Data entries

○ ○ ○ ○ ○

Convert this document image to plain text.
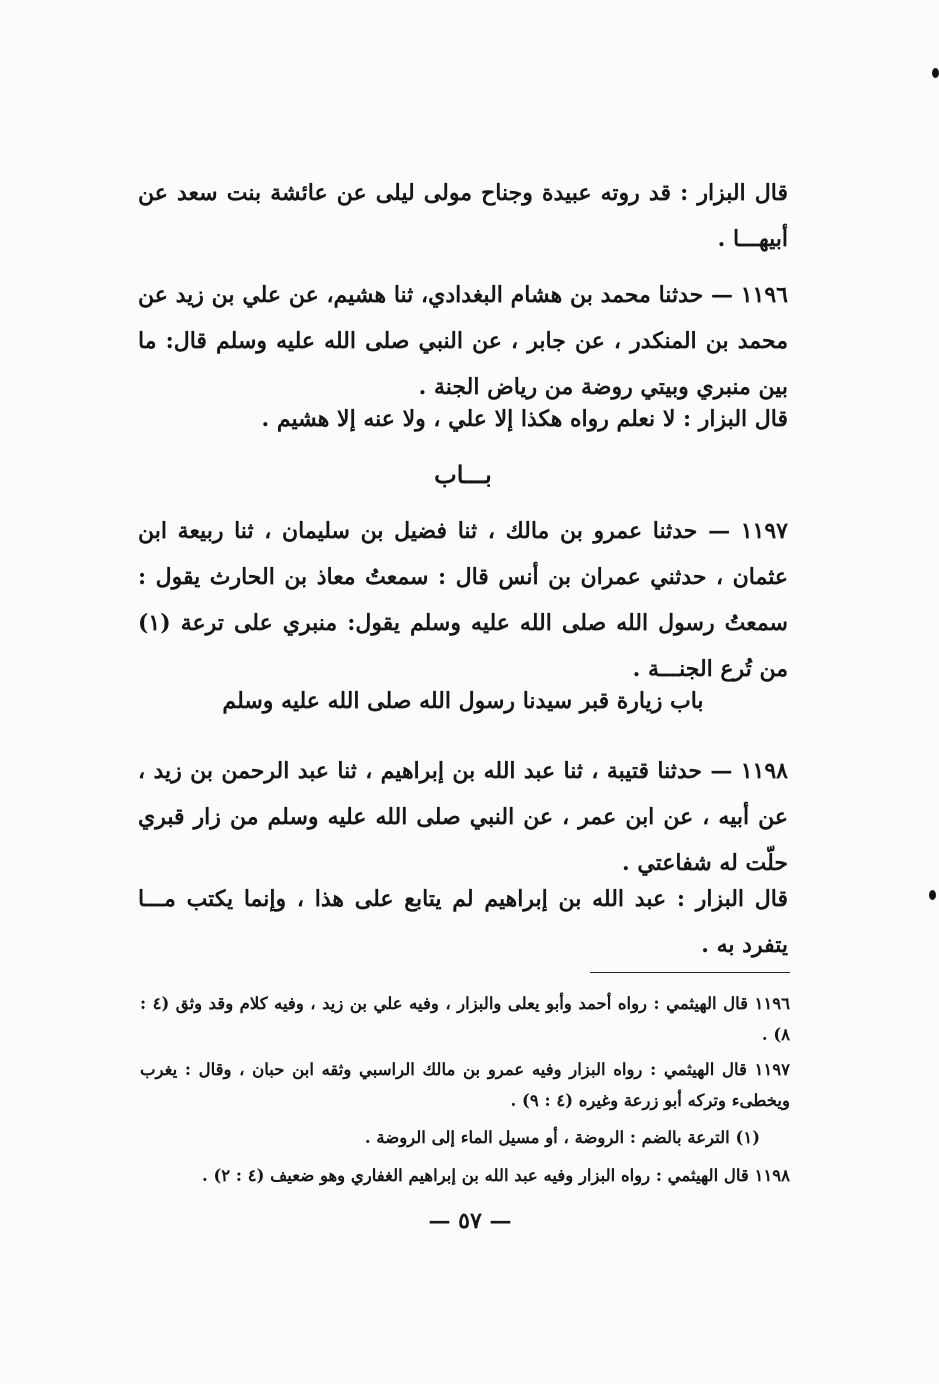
قال البزار : قد روته عبيدة وجناح مولى ليلى عن عائشة بنت سعد عن أبيهـــا .
١١٩٦ — حدثنا محمد بن هشام البغدادي، ثنا هشيم، عن علي بن زيد عن محمد بن المنكدر ، عن جابر ، عن النبي صلى الله عليه وسلم قال: ما بين منبري وبيتي روضة من رياض الجنة .
قال البزار : لا نعلم رواه هكذا إلا علي ، ولا عنه إلا هشيم .
بـــاب
١١٩٧ — حدثنا عمرو بن مالك ، ثنا فضيل بن سليمان ، ثنا ربيعة ابن عثمان ، حدثني عمران بن أنس قال : سمعتُ معاذ بن الحارث يقول : سمعتُ رسول الله صلى الله عليه وسلم يقول: منبري على ترعة (١) من تُرع الجنـــة .
باب زيارة قبر سيدنا رسول الله صلى الله عليه وسلم
١١٩٨ — حدثنا قتيبة ، ثنا عبد الله بن إبراهيم ، ثنا عبد الرحمن بن زيد ، عن أبيه ، عن ابن عمر ، عن النبي صلى الله عليه وسلم من زار قبري حلّت له شفاعتي .
قال البزار : عبد الله بن إبراهيم لم يتابع على هذا ، وإنما يكتب مـــا يتفرد به .
١١٩٦ قال الهيثمي : رواه أحمد وأبو يعلى والبزار ، وفيه علي بن زيد ، وفيه كلام وقد وثق (٤ : ٨) .
١١٩٧ قال الهيثمي : رواه البزار وفيه عمرو بن مالك الراسبي وثقه ابن حبان ، وقال : يغرب ويخطىء وتركه أبو زرعة وغيره (٤ : ٩) .
(١) الترعة بالضم : الروضة ، أو مسيل الماء إلى الروضة .
١١٩٨ قال الهيثمي : رواه البزار وفيه عبد الله بن إبراهيم الغفاري وهو ضعيف (٤ : ٢) .
— ٥٧ —
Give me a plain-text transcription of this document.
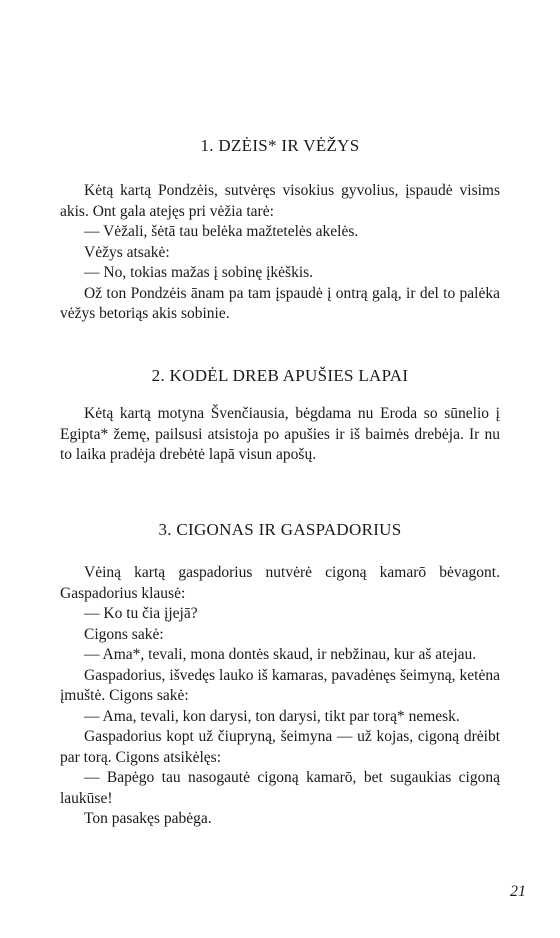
1. DZĖIS* IR VĖŽYS

Kėtą kartą Pondzėis, sutvėręs visokius gyvolius, įspaudė visims akis. Ont gala atejęs pri vėžia tarė:

— Vėžali, šėtā tau belėka mažtetelės akelės.

Vėžys atsakė:

— No, tokias mažas į sobinę įkėškis.

Ož ton Pondzėis ānam pa tam įspaudė į ontrą galą, ir del to palėka vėžys betoriąs akis sobinie.

2. KODĖL DREB APUŠIES LAPAI

Kėtą kartą motyna Švenčiausia, bėgdama nu Eroda so sūnelio į Egipta* žemę, pailsusi atsistoja po apušies ir iš baimės drebėja. Ir nu to laika pradėja drebėtė lapā visun apošų.

3. CIGONAS IR GASPADORIUS

Vėiną kartą gaspadorius nutvėrė cigoną kamarō bėvagont. Gaspadorius klausė:

— Ko tu čia įjejā?

Cigons sakė:

— Ama*, tevali, mona dontės skaud, ir nebžinau, kur aš atejau.

Gaspadorius, išvedęs lauko iš kamaras, pavadėnęs šeimyną, ketėna įmuštė. Cigons sakė:

— Ama, tevali, kon darysi, ton darysi, tikt par torą* nemesk.

Gaspadorius kopt už čiupryną, šeimyna — už kojas, cigoną drėibt par torą. Cigons atsikėlęs:

— Bapėgo tau nasogautė cigoną kamarō, bet sugaukias cigoną laukūse!

Ton pasakęs pabėga.

21
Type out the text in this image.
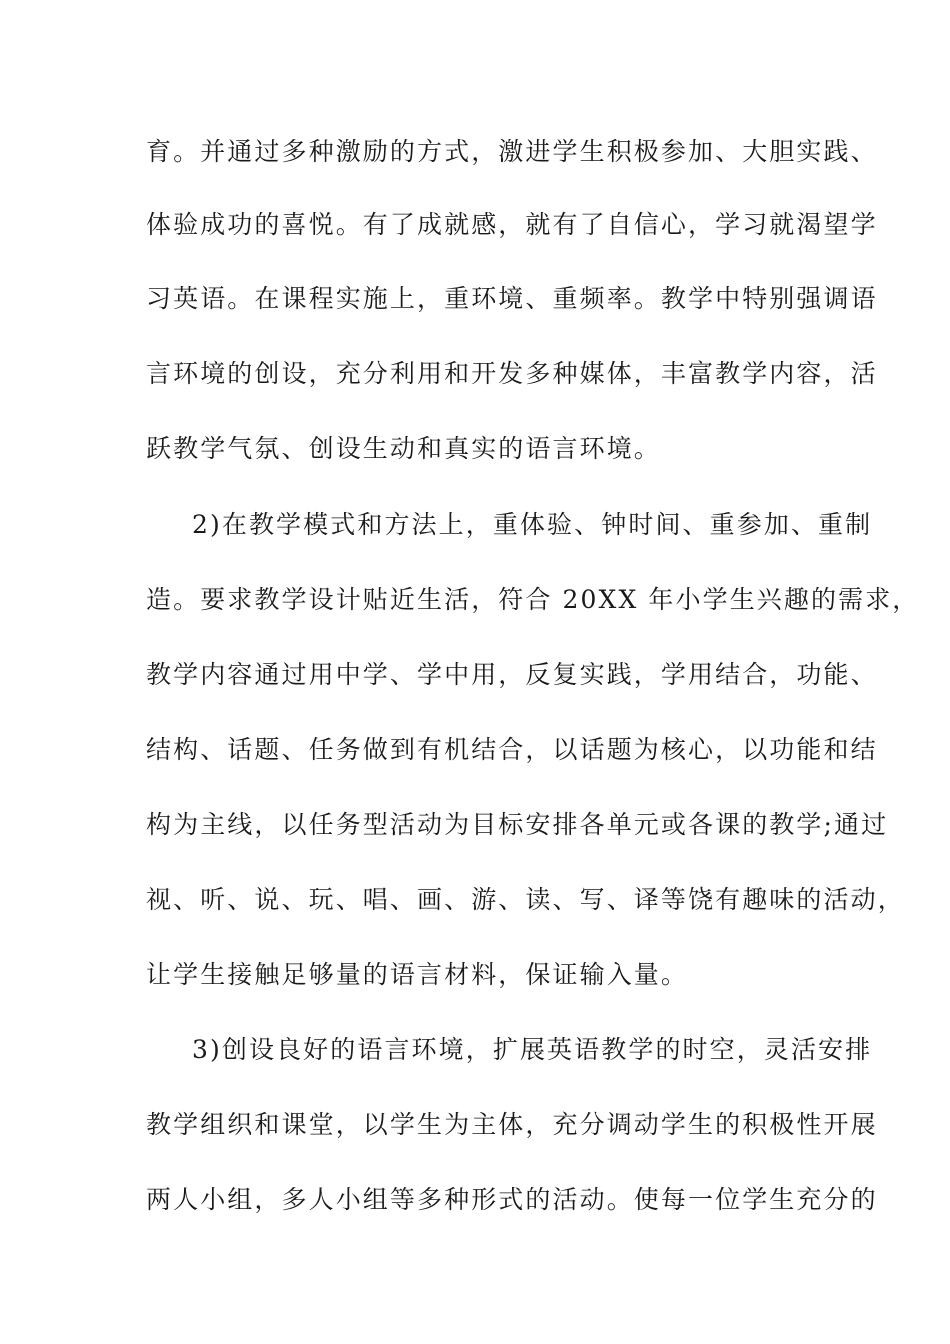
育。并通过多种激励的方式，激进学生积极参加、大胆实践、
体验成功的喜悦。有了成就感，就有了自信心，学习就渴望学
习英语。在课程实施上，重环境、重频率。教学中特别强调语
言环境的创设，充分利用和开发多种媒体，丰富教学内容，活
跃教学气氛、创设生动和真实的语言环境。
2)在教学模式和方法上，重体验、钟时间、重参加、重制
造。要求教学设计贴近生活，符合 20XX 年小学生兴趣的需求，
教学内容通过用中学、学中用，反复实践，学用结合，功能、
结构、话题、任务做到有机结合，以话题为核心，以功能和结
构为主线，以任务型活动为目标安排各单元或各课的教学;通过
视、听、说、玩、唱、画、游、读、写、译等饶有趣味的活动，
让学生接触足够量的语言材料，保证输入量。
3)创设良好的语言环境，扩展英语教学的时空，灵活安排
教学组织和课堂，以学生为主体，充分调动学生的积极性开展
两人小组，多人小组等多种形式的活动。使每一位学生充分的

○ ○ ○ ○ ○

• **DIRECTIONS FOR THIS TASK**:
State the number of lines holding the word "وفيه" in the listing. Add nothing else.

• **EXPECTED OUTPUT**:
3